Omit every picture while repeating the entries exactly.

Excerpted data:

┄┄┄┄┄┄┄┄┄┄

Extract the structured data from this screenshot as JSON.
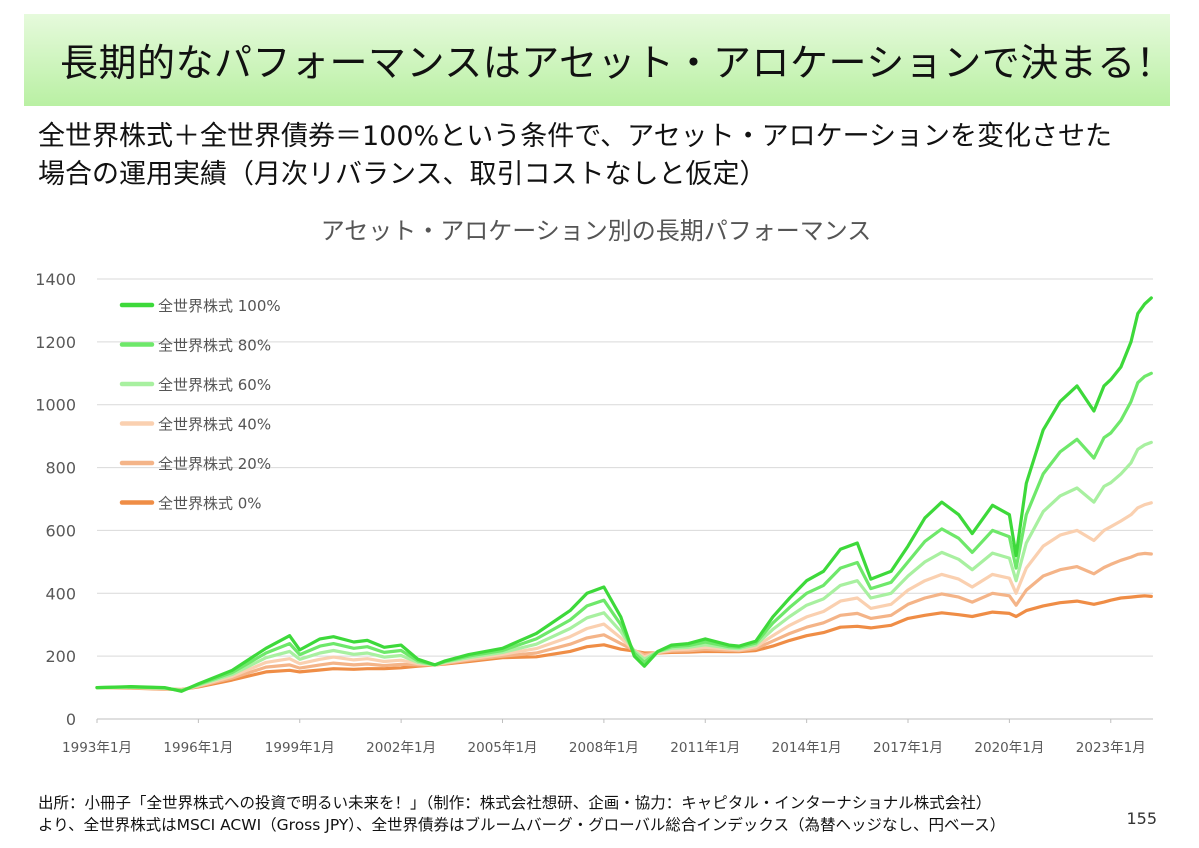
{
  "slide": {
    "title": "長期的なパフォーマンスはアセット・アロケーションで決まる！",
    "subtitle_line1": "全世界株式＋全世界債券＝100%という条件で、アセット・アロケーションを変化させた",
    "subtitle_line2": "場合の運用実績（月次リバランス、取引コストなしと仮定）",
    "source_line1": "出所：小冊子「全世界株式への投資で明るい未来を！」（制作：株式会社想研、企画・協力：キャピタル・インターナショナル株式会社）",
    "source_line2": "より、全世界株式はMSCI ACWI（Gross JPY）、全世界債券はブルームバーグ・グローバル総合インデックス（為替ヘッジなし、円ベース）",
    "page_number": "155"
  },
  "chart_data": {
    "type": "line",
    "title": "アセット・アロケーション別の長期パフォーマンス",
    "xlabel": "",
    "ylabel": "",
    "ylim": [
      0,
      1400
    ],
    "yticks": [
      0,
      200,
      400,
      600,
      800,
      1000,
      1200,
      1400
    ],
    "xticks": [
      "1993年1月",
      "1996年1月",
      "1999年1月",
      "2002年1月",
      "2005年1月",
      "2008年1月",
      "2011年1月",
      "2014年1月",
      "2017年1月",
      "2020年1月",
      "2023年1月"
    ],
    "xlim": [
      1993.0,
      2024.25
    ],
    "grid": true,
    "legend_position": "top-left",
    "x": [
      1993.0,
      1994.0,
      1995.0,
      1995.5,
      1996.0,
      1997.0,
      1998.0,
      1998.7,
      1999.0,
      1999.6,
      2000.0,
      2000.6,
      2001.0,
      2001.5,
      2002.0,
      2002.5,
      2003.0,
      2003.3,
      2004.0,
      2005.0,
      2006.0,
      2007.0,
      2007.5,
      2008.0,
      2008.5,
      2008.9,
      2009.2,
      2009.6,
      2010.0,
      2010.5,
      2011.0,
      2011.7,
      2012.0,
      2012.5,
      2013.0,
      2013.5,
      2014.0,
      2014.5,
      2015.0,
      2015.5,
      2015.9,
      2016.5,
      2017.0,
      2017.5,
      2018.0,
      2018.5,
      2018.9,
      2019.5,
      2020.0,
      2020.2,
      2020.5,
      2021.0,
      2021.5,
      2022.0,
      2022.5,
      2022.8,
      2023.0,
      2023.3,
      2023.6,
      2023.8,
      2024.0,
      2024.2
    ],
    "series": [
      {
        "name": "全世界株式 100%",
        "color": "#3dd93a",
        "values": [
          100,
          103,
          100,
          88,
          112,
          155,
          225,
          265,
          220,
          255,
          262,
          245,
          250,
          228,
          235,
          190,
          172,
          185,
          205,
          225,
          272,
          345,
          400,
          420,
          325,
          200,
          168,
          215,
          235,
          240,
          255,
          235,
          232,
          248,
          325,
          385,
          440,
          470,
          540,
          560,
          445,
          470,
          550,
          640,
          690,
          650,
          590,
          680,
          650,
          520,
          750,
          920,
          1010,
          1060,
          980,
          1060,
          1080,
          1120,
          1200,
          1290,
          1320,
          1340
        ]
      },
      {
        "name": "全世界株式 80%",
        "color": "#6ee86a",
        "values": [
          100,
          102,
          99,
          90,
          110,
          148,
          210,
          240,
          205,
          232,
          240,
          225,
          230,
          212,
          218,
          185,
          172,
          183,
          200,
          218,
          255,
          315,
          360,
          378,
          300,
          210,
          180,
          215,
          230,
          234,
          245,
          230,
          228,
          242,
          305,
          355,
          400,
          425,
          480,
          498,
          415,
          435,
          500,
          565,
          605,
          575,
          530,
          600,
          580,
          480,
          650,
          780,
          850,
          890,
          830,
          895,
          910,
          950,
          1010,
          1070,
          1090,
          1100
        ]
      },
      {
        "name": "全世界株式 60%",
        "color": "#a8f0a0",
        "values": [
          100,
          101,
          98,
          91,
          108,
          142,
          195,
          215,
          190,
          210,
          218,
          206,
          210,
          197,
          202,
          180,
          172,
          181,
          195,
          212,
          238,
          288,
          322,
          338,
          278,
          216,
          190,
          214,
          225,
          228,
          236,
          226,
          224,
          236,
          285,
          326,
          362,
          382,
          425,
          440,
          385,
          400,
          455,
          500,
          530,
          508,
          475,
          528,
          512,
          440,
          560,
          660,
          710,
          735,
          690,
          740,
          752,
          780,
          815,
          858,
          872,
          880
        ]
      },
      {
        "name": "全世界株式 40%",
        "color": "#fad0b0",
        "values": [
          100,
          100,
          97,
          92,
          106,
          136,
          180,
          192,
          176,
          190,
          197,
          188,
          192,
          183,
          187,
          176,
          172,
          179,
          191,
          206,
          224,
          262,
          288,
          302,
          258,
          218,
          198,
          212,
          220,
          222,
          228,
          222,
          220,
          230,
          265,
          298,
          325,
          342,
          375,
          385,
          352,
          365,
          410,
          440,
          460,
          445,
          420,
          460,
          448,
          400,
          480,
          550,
          585,
          600,
          568,
          600,
          612,
          630,
          650,
          672,
          682,
          688
        ]
      },
      {
        "name": "全世界株式 20%",
        "color": "#f4b488",
        "values": [
          100,
          99,
          96,
          93,
          104,
          130,
          165,
          172,
          162,
          172,
          178,
          172,
          175,
          170,
          174,
          172,
          172,
          177,
          187,
          200,
          210,
          238,
          258,
          268,
          240,
          218,
          205,
          211,
          216,
          217,
          221,
          218,
          217,
          224,
          248,
          272,
          292,
          306,
          330,
          336,
          320,
          330,
          365,
          385,
          398,
          388,
          372,
          400,
          392,
          362,
          410,
          455,
          475,
          485,
          462,
          482,
          492,
          505,
          515,
          524,
          527,
          525
        ]
      },
      {
        "name": "全世界株式 0%",
        "color": "#ef8d46",
        "values": [
          100,
          98,
          95,
          94,
          102,
          124,
          150,
          155,
          150,
          156,
          160,
          158,
          160,
          160,
          163,
          168,
          172,
          175,
          183,
          195,
          198,
          215,
          230,
          236,
          222,
          216,
          210,
          210,
          212,
          213,
          215,
          214,
          214,
          218,
          232,
          250,
          265,
          275,
          292,
          295,
          290,
          298,
          320,
          330,
          338,
          332,
          326,
          340,
          336,
          326,
          345,
          360,
          370,
          375,
          365,
          372,
          378,
          385,
          388,
          390,
          392,
          390
        ]
      }
    ]
  }
}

┄┄┄┄┄┄┄┄┄┄

Problem solution:
Extract the structured data from this screenshot as JSON.
{
  "slide": {
    "title": "長期的なパフォーマンスはアセット・アロケーションで決まる！",
    "subtitle_line1": "全世界株式＋全世界債券＝100%という条件で、アセット・アロケーションを変化させた",
    "subtitle_line2": "場合の運用実績（月次リバランス、取引コストなしと仮定）",
    "source_line1": "出所：小冊子「全世界株式への投資で明るい未来を！」（制作：株式会社想研、企画・協力：キャピタル・インターナショナル株式会社）",
    "source_line2": "より、全世界株式はMSCI ACWI（Gross JPY）、全世界債券はブルームバーグ・グローバル総合インデックス（為替ヘッジなし、円ベース）",
    "page_number": "155"
  },
  "chart_data": {
    "type": "line",
    "title": "アセット・アロケーション別の長期パフォーマンス",
    "xlabel": "",
    "ylabel": "",
    "ylim": [
      0,
      1400
    ],
    "yticks": [
      0,
      200,
      400,
      600,
      800,
      1000,
      1200,
      1400
    ],
    "xticks": [
      "1993年1月",
      "1996年1月",
      "1999年1月",
      "2002年1月",
      "2005年1月",
      "2008年1月",
      "2011年1月",
      "2014年1月",
      "2017年1月",
      "2020年1月",
      "2023年1月"
    ],
    "xlim": [
      1993.0,
      2024.25
    ],
    "grid": true,
    "legend_position": "top-left",
    "x": [
      1993.0,
      1994.0,
      1995.0,
      1995.5,
      1996.0,
      1997.0,
      1998.0,
      1998.7,
      1999.0,
      1999.6,
      2000.0,
      2000.6,
      2001.0,
      2001.5,
      2002.0,
      2002.5,
      2003.0,
      2003.3,
      2004.0,
      2005.0,
      2006.0,
      2007.0,
      2007.5,
      2008.0,
      2008.5,
      2008.9,
      2009.2,
      2009.6,
      2010.0,
      2010.5,
      2011.0,
      2011.7,
      2012.0,
      2012.5,
      2013.0,
      2013.5,
      2014.0,
      2014.5,
      2015.0,
      2015.5,
      2015.9,
      2016.5,
      2017.0,
      2017.5,
      2018.0,
      2018.5,
      2018.9,
      2019.5,
      2020.0,
      2020.2,
      2020.5,
      2021.0,
      2021.5,
      2022.0,
      2022.5,
      2022.8,
      2023.0,
      2023.3,
      2023.6,
      2023.8,
      2024.0,
      2024.2
    ],
    "series": [
      {
        "name": "全世界株式 100%",
        "color": "#3dd93a",
        "values": [
          100,
          103,
          100,
          88,
          112,
          155,
          225,
          265,
          220,
          255,
          262,
          245,
          250,
          228,
          235,
          190,
          172,
          185,
          205,
          225,
          272,
          345,
          400,
          420,
          325,
          200,
          168,
          215,
          235,
          240,
          255,
          235,
          232,
          248,
          325,
          385,
          440,
          470,
          540,
          560,
          445,
          470,
          550,
          640,
          690,
          650,
          590,
          680,
          650,
          520,
          750,
          920,
          1010,
          1060,
          980,
          1060,
          1080,
          1120,
          1200,
          1290,
          1320,
          1340
        ]
      },
      {
        "name": "全世界株式 80%",
        "color": "#6ee86a",
        "values": [
          100,
          102,
          99,
          90,
          110,
          148,
          210,
          240,
          205,
          232,
          240,
          225,
          230,
          212,
          218,
          185,
          172,
          183,
          200,
          218,
          255,
          315,
          360,
          378,
          300,
          210,
          180,
          215,
          230,
          234,
          245,
          230,
          228,
          242,
          305,
          355,
          400,
          425,
          480,
          498,
          415,
          435,
          500,
          565,
          605,
          575,
          530,
          600,
          580,
          480,
          650,
          780,
          850,
          890,
          830,
          895,
          910,
          950,
          1010,
          1070,
          1090,
          1100
        ]
      },
      {
        "name": "全世界株式 60%",
        "color": "#a8f0a0",
        "values": [
          100,
          101,
          98,
          91,
          108,
          142,
          195,
          215,
          190,
          210,
          218,
          206,
          210,
          197,
          202,
          180,
          172,
          181,
          195,
          212,
          238,
          288,
          322,
          338,
          278,
          216,
          190,
          214,
          225,
          228,
          236,
          226,
          224,
          236,
          285,
          326,
          362,
          382,
          425,
          440,
          385,
          400,
          455,
          500,
          530,
          508,
          475,
          528,
          512,
          440,
          560,
          660,
          710,
          735,
          690,
          740,
          752,
          780,
          815,
          858,
          872,
          880
        ]
      },
      {
        "name": "全世界株式 40%",
        "color": "#fad0b0",
        "values": [
          100,
          100,
          97,
          92,
          106,
          136,
          180,
          192,
          176,
          190,
          197,
          188,
          192,
          183,
          187,
          176,
          172,
          179,
          191,
          206,
          224,
          262,
          288,
          302,
          258,
          218,
          198,
          212,
          220,
          222,
          228,
          222,
          220,
          230,
          265,
          298,
          325,
          342,
          375,
          385,
          352,
          365,
          410,
          440,
          460,
          445,
          420,
          460,
          448,
          400,
          480,
          550,
          585,
          600,
          568,
          600,
          612,
          630,
          650,
          672,
          682,
          688
        ]
      },
      {
        "name": "全世界株式 20%",
        "color": "#f4b488",
        "values": [
          100,
          99,
          96,
          93,
          104,
          130,
          165,
          172,
          162,
          172,
          178,
          172,
          175,
          170,
          174,
          172,
          172,
          177,
          187,
          200,
          210,
          238,
          258,
          268,
          240,
          218,
          205,
          211,
          216,
          217,
          221,
          218,
          217,
          224,
          248,
          272,
          292,
          306,
          330,
          336,
          320,
          330,
          365,
          385,
          398,
          388,
          372,
          400,
          392,
          362,
          410,
          455,
          475,
          485,
          462,
          482,
          492,
          505,
          515,
          524,
          527,
          525
        ]
      },
      {
        "name": "全世界株式 0%",
        "color": "#ef8d46",
        "values": [
          100,
          98,
          95,
          94,
          102,
          124,
          150,
          155,
          150,
          156,
          160,
          158,
          160,
          160,
          163,
          168,
          172,
          175,
          183,
          195,
          198,
          215,
          230,
          236,
          222,
          216,
          210,
          210,
          212,
          213,
          215,
          214,
          214,
          218,
          232,
          250,
          265,
          275,
          292,
          295,
          290,
          298,
          320,
          330,
          338,
          332,
          326,
          340,
          336,
          326,
          345,
          360,
          370,
          375,
          365,
          372,
          378,
          385,
          388,
          390,
          392,
          390
        ]
      }
    ]
  }
}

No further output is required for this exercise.